Word for word, retype every entry in the listing.

-------- ENTRIES SHOWN

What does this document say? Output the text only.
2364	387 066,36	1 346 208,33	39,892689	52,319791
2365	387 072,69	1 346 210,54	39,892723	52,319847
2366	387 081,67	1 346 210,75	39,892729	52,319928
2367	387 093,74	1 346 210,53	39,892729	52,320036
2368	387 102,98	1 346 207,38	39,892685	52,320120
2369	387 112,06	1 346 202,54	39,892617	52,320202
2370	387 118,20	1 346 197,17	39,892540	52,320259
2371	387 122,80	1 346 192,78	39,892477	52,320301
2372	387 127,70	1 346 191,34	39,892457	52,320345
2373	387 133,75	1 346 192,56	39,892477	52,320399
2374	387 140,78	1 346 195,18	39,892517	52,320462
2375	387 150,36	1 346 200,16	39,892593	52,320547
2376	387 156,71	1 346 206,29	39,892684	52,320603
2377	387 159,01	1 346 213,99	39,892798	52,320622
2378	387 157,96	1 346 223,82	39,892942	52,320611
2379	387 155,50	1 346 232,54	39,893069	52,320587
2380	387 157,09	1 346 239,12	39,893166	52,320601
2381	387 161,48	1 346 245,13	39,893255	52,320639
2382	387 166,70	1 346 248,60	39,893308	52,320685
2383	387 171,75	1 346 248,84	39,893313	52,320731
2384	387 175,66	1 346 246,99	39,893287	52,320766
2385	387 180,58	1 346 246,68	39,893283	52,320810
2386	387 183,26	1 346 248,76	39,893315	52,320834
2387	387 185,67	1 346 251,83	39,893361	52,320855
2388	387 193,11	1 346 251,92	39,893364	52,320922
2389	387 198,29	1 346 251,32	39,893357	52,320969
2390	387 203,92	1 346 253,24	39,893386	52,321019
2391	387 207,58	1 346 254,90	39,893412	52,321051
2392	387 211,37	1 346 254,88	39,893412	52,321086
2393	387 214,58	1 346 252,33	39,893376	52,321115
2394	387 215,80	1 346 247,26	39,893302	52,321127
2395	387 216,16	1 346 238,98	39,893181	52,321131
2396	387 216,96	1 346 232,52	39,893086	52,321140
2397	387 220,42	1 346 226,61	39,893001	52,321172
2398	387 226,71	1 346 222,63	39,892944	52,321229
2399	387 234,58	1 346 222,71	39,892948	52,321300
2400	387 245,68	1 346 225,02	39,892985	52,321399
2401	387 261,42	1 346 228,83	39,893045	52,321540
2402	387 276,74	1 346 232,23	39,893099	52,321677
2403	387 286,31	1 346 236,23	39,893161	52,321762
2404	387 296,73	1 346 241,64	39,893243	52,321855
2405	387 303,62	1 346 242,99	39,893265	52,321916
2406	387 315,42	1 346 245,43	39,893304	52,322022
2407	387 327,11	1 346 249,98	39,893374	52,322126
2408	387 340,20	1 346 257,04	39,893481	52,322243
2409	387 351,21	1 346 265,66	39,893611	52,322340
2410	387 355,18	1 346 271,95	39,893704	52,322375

----------------

• _EXERCISE RESULT_
What does this document say? Output the text only.
2364	387 066,36	1 346 208,33	39,892689	52,319791
2365	387 072,69	1 346 210,54	39,892723	52,319847
2366	387 081,67	1 346 210,75	39,892729	52,319928
2367	387 093,74	1 346 210,53	39,892729	52,320036
2368	387 102,98	1 346 207,38	39,892685	52,320120
2369	387 112,06	1 346 202,54	39,892617	52,320202
2370	387 118,20	1 346 197,17	39,892540	52,320259
2371	387 122,80	1 346 192,78	39,892477	52,320301
2372	387 127,70	1 346 191,34	39,892457	52,320345
2373	387 133,75	1 346 192,56	39,892477	52,320399
2374	387 140,78	1 346 195,18	39,892517	52,320462
2375	387 150,36	1 346 200,16	39,892593	52,320547
2376	387 156,71	1 346 206,29	39,892684	52,320603
2377	387 159,01	1 346 213,99	39,892798	52,320622
2378	387 157,96	1 346 223,82	39,892942	52,320611
2379	387 155,50	1 346 232,54	39,893069	52,320587
2380	387 157,09	1 346 239,12	39,893166	52,320601
2381	387 161,48	1 346 245,13	39,893255	52,320639
2382	387 166,70	1 346 248,60	39,893308	52,320685
2383	387 171,75	1 346 248,84	39,893313	52,320731
2384	387 175,66	1 346 246,99	39,893287	52,320766
2385	387 180,58	1 346 246,68	39,893283	52,320810
2386	387 183,26	1 346 248,76	39,893315	52,320834
2387	387 185,67	1 346 251,83	39,893361	52,320855
2388	387 193,11	1 346 251,92	39,893364	52,320922
2389	387 198,29	1 346 251,32	39,893357	52,320969
2390	387 203,92	1 346 253,24	39,893386	52,321019
2391	387 207,58	1 346 254,90	39,893412	52,321051
2392	387 211,37	1 346 254,88	39,893412	52,321086
2393	387 214,58	1 346 252,33	39,893376	52,321115
2394	387 215,80	1 346 247,26	39,893302	52,321127
2395	387 216,16	1 346 238,98	39,893181	52,321131
2396	387 216,96	1 346 232,52	39,893086	52,321140
2397	387 220,42	1 346 226,61	39,893001	52,321172
2398	387 226,71	1 346 222,63	39,892944	52,321229
2399	387 234,58	1 346 222,71	39,892948	52,321300
2400	387 245,68	1 346 225,02	39,892985	52,321399
2401	387 261,42	1 346 228,83	39,893045	52,321540
2402	387 276,74	1 346 232,23	39,893099	52,321677
2403	387 286,31	1 346 236,23	39,893161	52,321762
2404	387 296,73	1 346 241,64	39,893243	52,321855
2405	387 303,62	1 346 242,99	39,893265	52,321916
2406	387 315,42	1 346 245,43	39,893304	52,322022
2407	387 327,11	1 346 249,98	39,893374	52,322126
2408	387 340,20	1 346 257,04	39,893481	52,322243
2409	387 351,21	1 346 265,66	39,893611	52,322340
2410	387 355,18	1 346 271,95	39,893704	52,322375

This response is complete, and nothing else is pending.